Written exercise: Without the pictures, set down every line of the data exactly.

Data supplied:
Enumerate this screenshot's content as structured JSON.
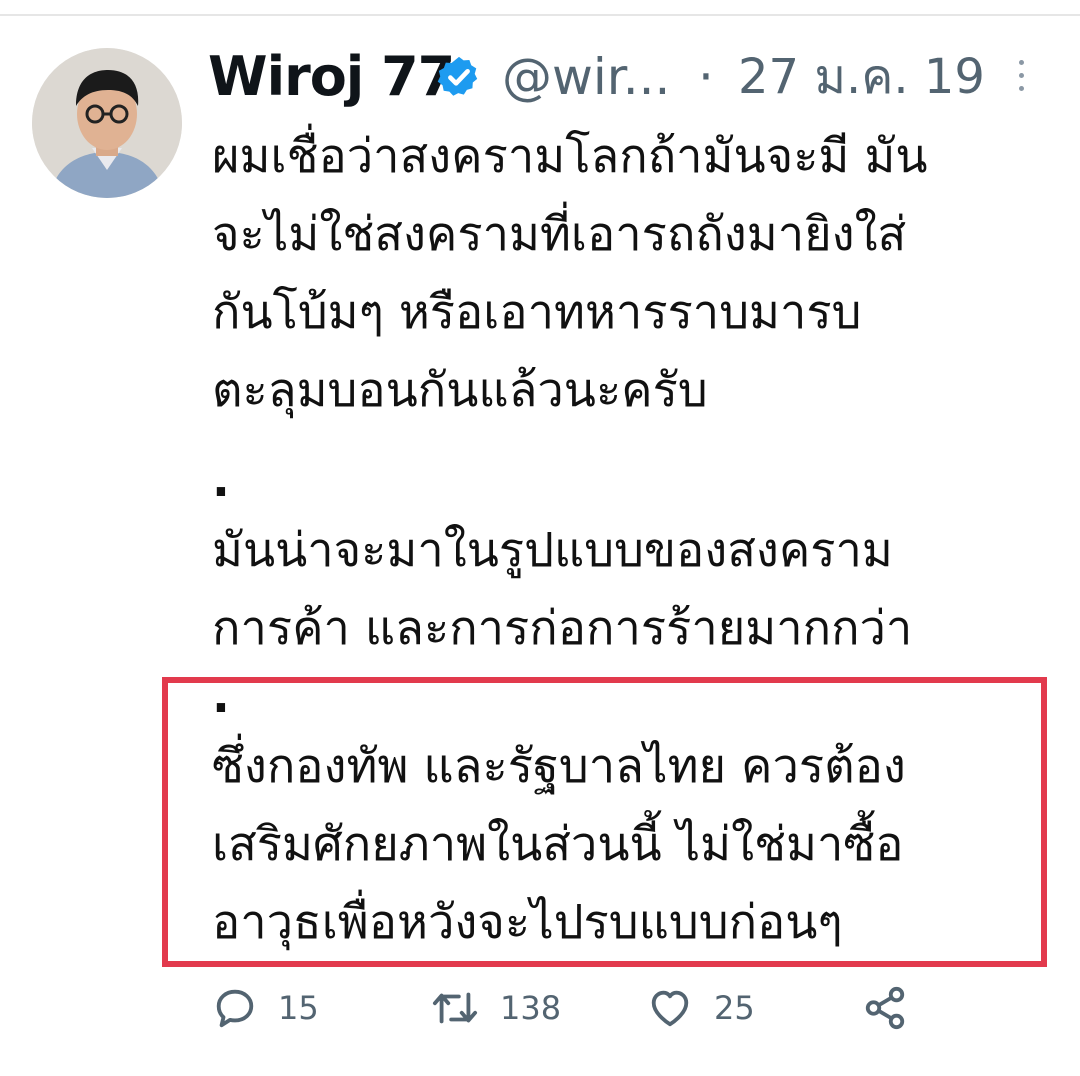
{
  "tweet": {
    "author_name": "Wiroj 77",
    "handle": "@wir...",
    "separator": "·",
    "date": "27 ม.ค. 19",
    "lines": [
      "ผมเชื่อว่าสงครามโลกถ้ามันจะมี มัน",
      "จะไม่ใช่สงครามที่เอารถถังมายิงใส่",
      "กันโบ้มๆ หรือเอาทหารราบมารบ",
      "ตะลุมบอนกันแล้วนะครับ",
      ".",
      "มันน่าจะมาในรูปแบบของสงคราม",
      "การค้า และการก่อการร้ายมากกว่า",
      ".",
      "ซึ่งกองทัพ และรัฐบาลไทย ควรต้อง",
      "เสริมศักยภาพในส่วนนี้ ไม่ใช่มาซื้อ",
      "อาวุธเพื่อหวังจะไปรบแบบก่อนๆ"
    ],
    "replies": "15",
    "retweets": "138",
    "likes": "25"
  },
  "icons": {
    "verified": "verified-badge-icon",
    "more": "more-vertical-icon",
    "reply": "reply-icon",
    "retweet": "retweet-icon",
    "like": "heart-icon",
    "share": "share-icon"
  },
  "colors": {
    "highlight_border": "#e23a4d",
    "verified_blue": "#1d9bf0",
    "muted_text": "#536471"
  }
}
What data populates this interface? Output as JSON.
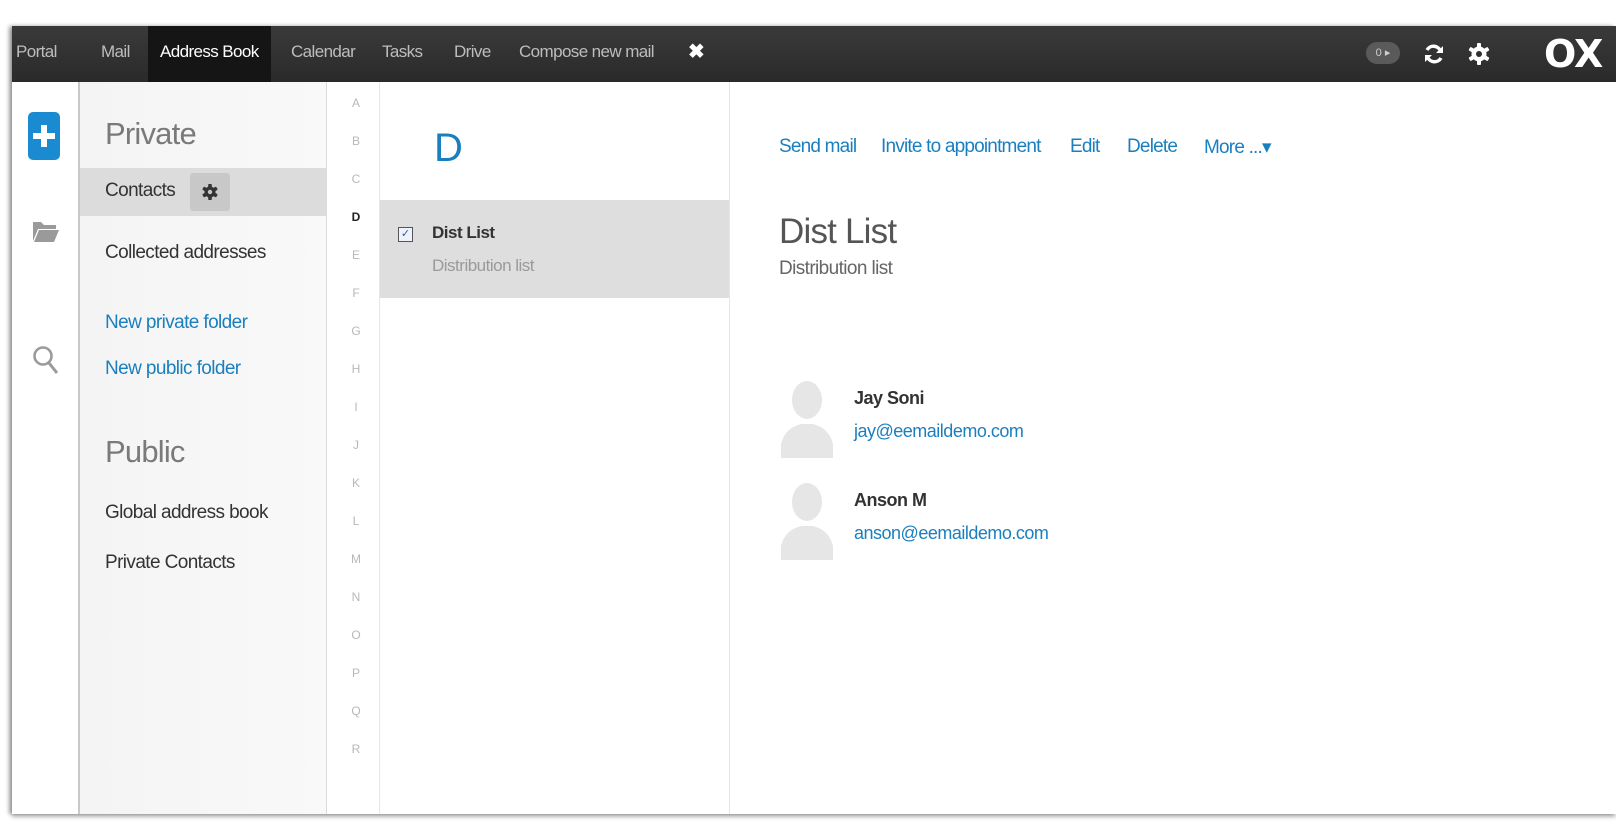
{
  "topbar": {
    "tabs": [
      "Portal",
      "Mail",
      "Address Book",
      "Calendar",
      "Tasks",
      "Drive",
      "Compose new mail"
    ],
    "active_tab": "Address Book",
    "close_glyph": "✖",
    "notification_badge": "0 ▸",
    "logo": "OX",
    "icons": [
      "refresh-icon",
      "settings-gear-icon"
    ]
  },
  "rail": {
    "icons": [
      "new-plus-icon",
      "folder-icon",
      "search-icon"
    ]
  },
  "sidebar": {
    "private_title": "Private",
    "private_items": [
      "Contacts",
      "Collected addresses"
    ],
    "selected_item": "Contacts",
    "links": [
      "New private folder",
      "New public folder"
    ],
    "public_title": "Public",
    "public_items": [
      "Global address book",
      "Private Contacts"
    ]
  },
  "letter_index": {
    "letters": [
      "A",
      "B",
      "C",
      "D",
      "E",
      "F",
      "G",
      "H",
      "I",
      "J",
      "K",
      "L",
      "M",
      "N",
      "O",
      "P",
      "Q",
      "R"
    ],
    "active_letter": "D"
  },
  "list": {
    "section_letter": "D",
    "items": [
      {
        "title": "Dist List",
        "subtitle": "Distribution list",
        "checked": true,
        "check_glyph": "✓"
      }
    ]
  },
  "detail": {
    "actions": [
      "Send mail",
      "Invite to appointment",
      "Edit",
      "Delete",
      "More ...▾"
    ],
    "title": "Dist List",
    "subtitle": "Distribution list",
    "members": [
      {
        "name": "Jay Soni",
        "email": "jay@eemaildemo.com"
      },
      {
        "name": "Anson M",
        "email": "anson@eemaildemo.com"
      }
    ]
  },
  "colors": {
    "accent": "#1a8ad1",
    "link": "#1a7fbf",
    "topbar": "#2f2f2f",
    "selection": "#dedede"
  }
}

Final result:
Enumerate this screenshot's content as structured JSON.
{
  "tweet": {
    "author_name": "Wiroj 77",
    "handle": "@wir...",
    "separator": "·",
    "date": "27 ม.ค. 19",
    "lines": [
      "ผมเชื่อว่าสงครามโลกถ้ามันจะมี มัน",
      "จะไม่ใช่สงครามที่เอารถถังมายิงใส่",
      "กันโบ้มๆ หรือเอาทหารราบมารบ",
      "ตะลุมบอนกันแล้วนะครับ",
      ".",
      "มันน่าจะมาในรูปแบบของสงคราม",
      "การค้า และการก่อการร้ายมากกว่า",
      ".",
      "ซึ่งกองทัพ และรัฐบาลไทย ควรต้อง",
      "เสริมศักยภาพในส่วนนี้ ไม่ใช่มาซื้อ",
      "อาวุธเพื่อหวังจะไปรบแบบก่อนๆ"
    ],
    "replies": "15",
    "retweets": "138",
    "likes": "25"
  },
  "icons": {
    "verified": "verified-badge-icon",
    "more": "more-vertical-icon",
    "reply": "reply-icon",
    "retweet": "retweet-icon",
    "like": "heart-icon",
    "share": "share-icon"
  },
  "colors": {
    "highlight_border": "#e23a4d",
    "verified_blue": "#1d9bf0",
    "muted_text": "#536471"
  }
}
What data populates this interface? Output as JSON.
{
  "topbar": {
    "tabs": [
      "Portal",
      "Mail",
      "Address Book",
      "Calendar",
      "Tasks",
      "Drive",
      "Compose new mail"
    ],
    "active_tab": "Address Book",
    "close_glyph": "✖",
    "notification_badge": "0 ▸",
    "logo": "OX",
    "icons": [
      "refresh-icon",
      "settings-gear-icon"
    ]
  },
  "rail": {
    "icons": [
      "new-plus-icon",
      "folder-icon",
      "search-icon"
    ]
  },
  "sidebar": {
    "private_title": "Private",
    "private_items": [
      "Contacts",
      "Collected addresses"
    ],
    "selected_item": "Contacts",
    "links": [
      "New private folder",
      "New public folder"
    ],
    "public_title": "Public",
    "public_items": [
      "Global address book",
      "Private Contacts"
    ]
  },
  "letter_index": {
    "letters": [
      "A",
      "B",
      "C",
      "D",
      "E",
      "F",
      "G",
      "H",
      "I",
      "J",
      "K",
      "L",
      "M",
      "N",
      "O",
      "P",
      "Q",
      "R"
    ],
    "active_letter": "D"
  },
  "list": {
    "section_letter": "D",
    "items": [
      {
        "title": "Dist List",
        "subtitle": "Distribution list",
        "checked": true,
        "check_glyph": "✓"
      }
    ]
  },
  "detail": {
    "actions": [
      "Send mail",
      "Invite to appointment",
      "Edit",
      "Delete",
      "More ...▾"
    ],
    "title": "Dist List",
    "subtitle": "Distribution list",
    "members": [
      {
        "name": "Jay Soni",
        "email": "jay@eemaildemo.com"
      },
      {
        "name": "Anson M",
        "email": "anson@eemaildemo.com"
      }
    ]
  },
  "colors": {
    "accent": "#1a8ad1",
    "link": "#1a7fbf",
    "topbar": "#2f2f2f",
    "selection": "#dedede"
  }
}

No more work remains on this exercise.